** BEGIN **

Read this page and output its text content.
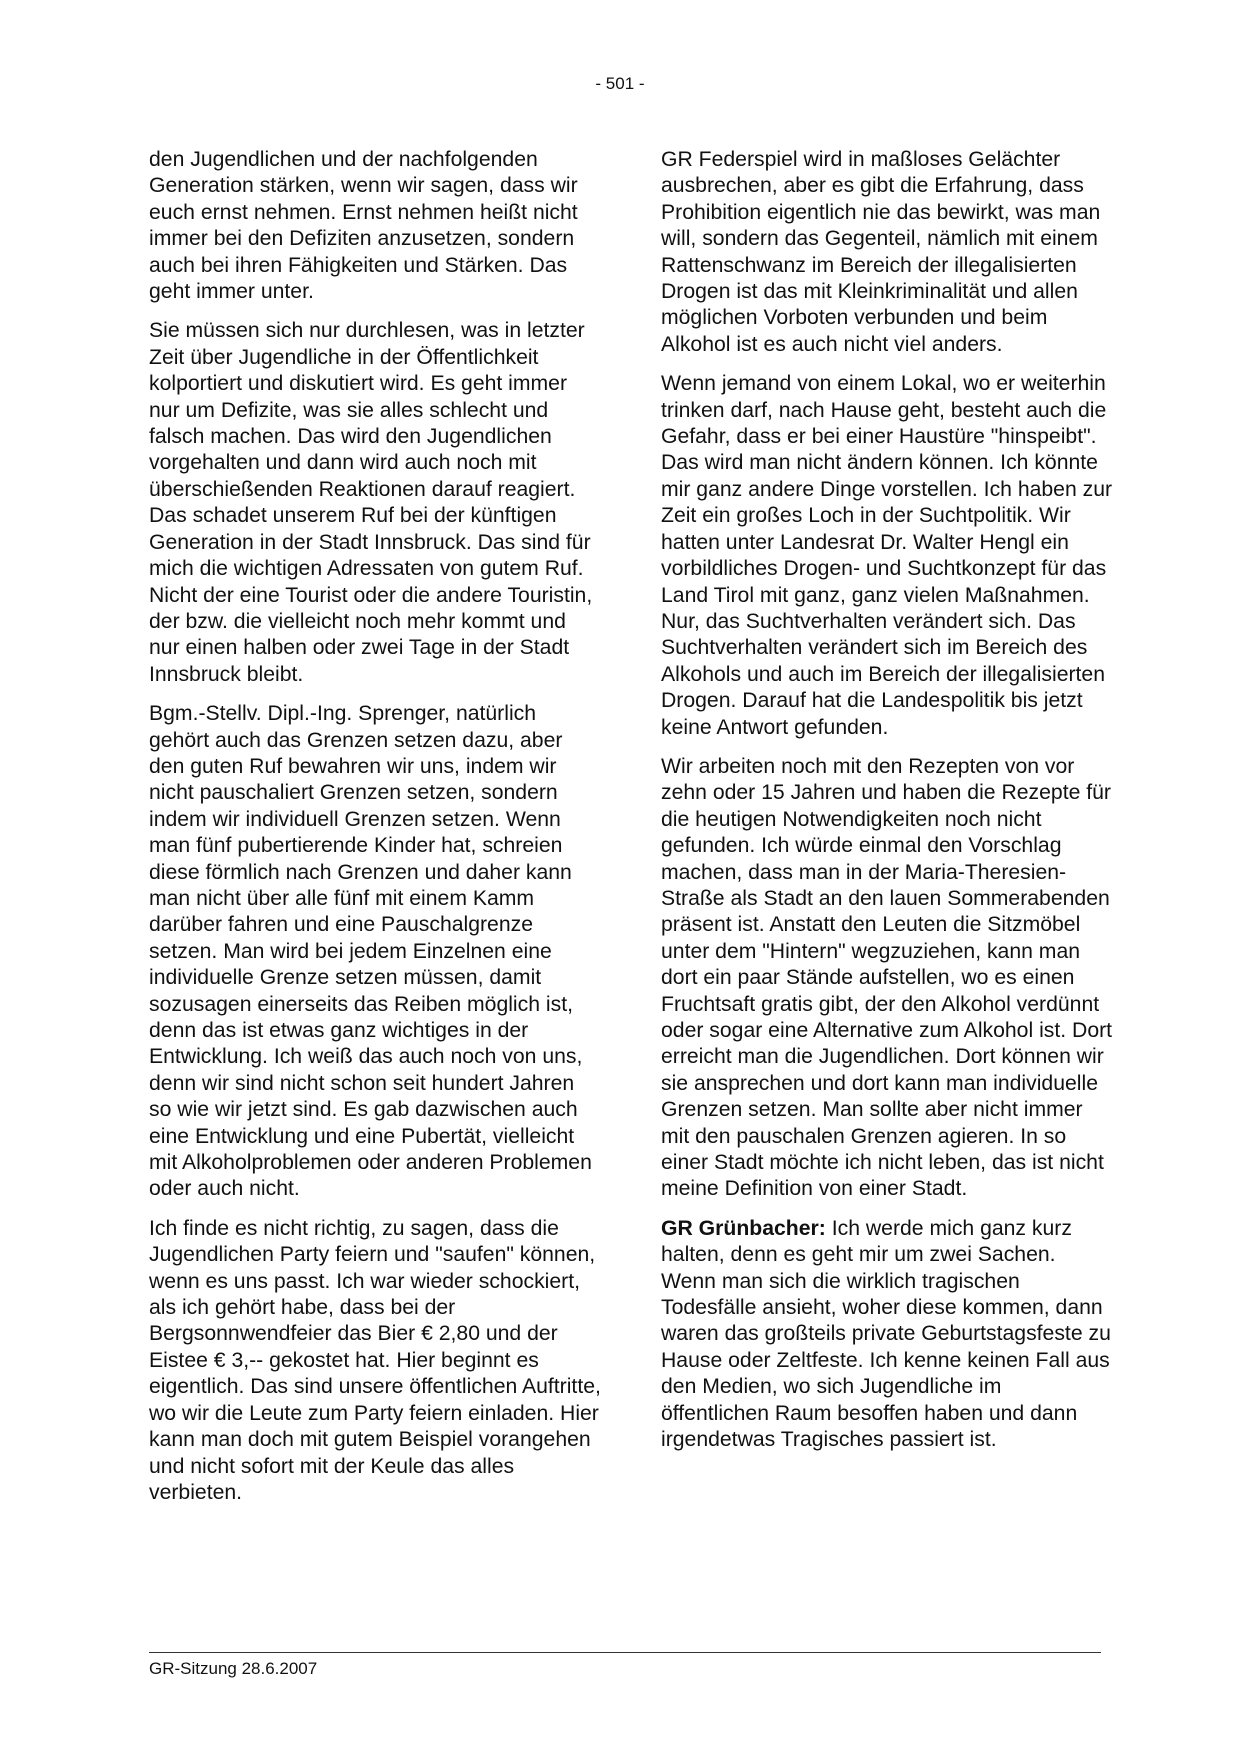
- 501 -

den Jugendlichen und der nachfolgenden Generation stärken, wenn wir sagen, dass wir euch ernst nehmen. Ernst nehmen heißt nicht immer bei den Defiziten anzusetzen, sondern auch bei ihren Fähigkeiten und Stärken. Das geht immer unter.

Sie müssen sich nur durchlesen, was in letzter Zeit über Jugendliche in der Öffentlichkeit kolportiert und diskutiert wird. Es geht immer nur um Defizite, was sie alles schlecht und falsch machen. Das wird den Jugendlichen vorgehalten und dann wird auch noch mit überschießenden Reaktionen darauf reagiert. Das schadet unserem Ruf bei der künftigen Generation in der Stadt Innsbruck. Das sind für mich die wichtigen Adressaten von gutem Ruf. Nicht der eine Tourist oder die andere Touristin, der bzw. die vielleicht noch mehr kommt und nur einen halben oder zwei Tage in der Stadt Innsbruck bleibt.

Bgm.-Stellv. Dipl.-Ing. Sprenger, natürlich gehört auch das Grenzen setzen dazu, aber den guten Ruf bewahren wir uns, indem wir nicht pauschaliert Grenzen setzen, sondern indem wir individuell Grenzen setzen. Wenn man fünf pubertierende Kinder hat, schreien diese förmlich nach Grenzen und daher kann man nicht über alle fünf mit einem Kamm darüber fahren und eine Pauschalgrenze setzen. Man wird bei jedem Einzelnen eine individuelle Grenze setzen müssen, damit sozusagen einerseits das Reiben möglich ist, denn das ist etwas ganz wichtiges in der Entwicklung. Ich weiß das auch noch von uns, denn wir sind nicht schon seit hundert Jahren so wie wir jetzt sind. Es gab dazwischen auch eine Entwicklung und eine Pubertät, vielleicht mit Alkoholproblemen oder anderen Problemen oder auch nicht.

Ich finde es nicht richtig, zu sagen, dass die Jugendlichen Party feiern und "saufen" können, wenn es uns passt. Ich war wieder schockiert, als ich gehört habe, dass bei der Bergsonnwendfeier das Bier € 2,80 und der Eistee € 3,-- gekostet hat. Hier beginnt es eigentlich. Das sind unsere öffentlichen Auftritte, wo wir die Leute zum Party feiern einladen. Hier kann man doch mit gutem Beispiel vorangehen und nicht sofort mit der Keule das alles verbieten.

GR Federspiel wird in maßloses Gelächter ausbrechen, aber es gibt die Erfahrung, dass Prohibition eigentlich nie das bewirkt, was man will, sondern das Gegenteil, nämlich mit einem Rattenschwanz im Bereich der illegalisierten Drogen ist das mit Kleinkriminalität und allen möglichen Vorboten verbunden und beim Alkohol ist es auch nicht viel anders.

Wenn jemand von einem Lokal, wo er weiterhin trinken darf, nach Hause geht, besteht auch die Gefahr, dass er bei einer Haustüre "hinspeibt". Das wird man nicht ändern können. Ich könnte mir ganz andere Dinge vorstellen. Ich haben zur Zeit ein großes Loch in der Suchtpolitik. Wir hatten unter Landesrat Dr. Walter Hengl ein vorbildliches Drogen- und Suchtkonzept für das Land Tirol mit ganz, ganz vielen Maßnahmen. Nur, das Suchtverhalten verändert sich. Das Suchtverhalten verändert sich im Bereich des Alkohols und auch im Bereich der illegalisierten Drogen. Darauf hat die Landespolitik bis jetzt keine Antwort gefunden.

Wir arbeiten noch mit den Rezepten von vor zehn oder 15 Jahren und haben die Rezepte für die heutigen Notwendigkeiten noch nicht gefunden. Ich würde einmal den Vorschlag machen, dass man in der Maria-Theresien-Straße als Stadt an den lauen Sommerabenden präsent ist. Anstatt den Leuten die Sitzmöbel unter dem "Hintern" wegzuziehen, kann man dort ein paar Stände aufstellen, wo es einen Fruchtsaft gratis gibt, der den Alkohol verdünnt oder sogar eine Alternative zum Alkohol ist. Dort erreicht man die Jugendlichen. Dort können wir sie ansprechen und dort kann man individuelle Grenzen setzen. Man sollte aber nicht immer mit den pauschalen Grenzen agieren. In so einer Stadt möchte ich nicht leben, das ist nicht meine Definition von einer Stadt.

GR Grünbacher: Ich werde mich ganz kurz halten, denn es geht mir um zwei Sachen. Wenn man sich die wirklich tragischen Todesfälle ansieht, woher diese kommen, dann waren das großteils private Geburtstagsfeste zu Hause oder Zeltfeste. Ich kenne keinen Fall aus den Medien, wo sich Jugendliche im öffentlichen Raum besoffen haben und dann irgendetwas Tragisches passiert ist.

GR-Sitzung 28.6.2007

** END **
** BEGIN **

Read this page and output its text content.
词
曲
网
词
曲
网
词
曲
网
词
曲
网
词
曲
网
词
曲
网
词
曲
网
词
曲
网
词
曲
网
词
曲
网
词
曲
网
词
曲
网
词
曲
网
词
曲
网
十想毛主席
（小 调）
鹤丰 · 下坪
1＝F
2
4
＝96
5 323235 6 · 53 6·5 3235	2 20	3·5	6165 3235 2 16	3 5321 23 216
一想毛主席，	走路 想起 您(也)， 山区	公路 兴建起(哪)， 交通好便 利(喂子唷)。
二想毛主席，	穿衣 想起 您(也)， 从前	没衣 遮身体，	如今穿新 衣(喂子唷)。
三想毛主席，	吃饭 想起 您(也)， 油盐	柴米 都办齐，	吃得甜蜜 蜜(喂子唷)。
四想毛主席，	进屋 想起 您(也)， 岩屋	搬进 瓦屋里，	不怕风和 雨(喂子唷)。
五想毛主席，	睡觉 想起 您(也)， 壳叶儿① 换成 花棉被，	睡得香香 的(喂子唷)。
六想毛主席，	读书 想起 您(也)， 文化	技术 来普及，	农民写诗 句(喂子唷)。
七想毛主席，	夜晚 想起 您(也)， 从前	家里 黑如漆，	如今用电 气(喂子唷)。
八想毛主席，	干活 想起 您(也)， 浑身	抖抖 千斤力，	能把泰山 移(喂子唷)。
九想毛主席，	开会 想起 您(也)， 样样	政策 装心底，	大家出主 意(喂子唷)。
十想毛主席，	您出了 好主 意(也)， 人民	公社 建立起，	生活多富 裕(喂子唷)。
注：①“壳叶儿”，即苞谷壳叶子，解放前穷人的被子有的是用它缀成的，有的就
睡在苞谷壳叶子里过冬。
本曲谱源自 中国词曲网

** END **

• _WHAT THE EXERCISE ASKS_:
Copy out each line of the data containing the string "十想毛主席".

• _EXERCISE SOLUTION_:
十想毛主席
十想毛主席，	您出了 好主 意(也)， 人民	公社 建立起，	生活多富 裕(喂子唷)。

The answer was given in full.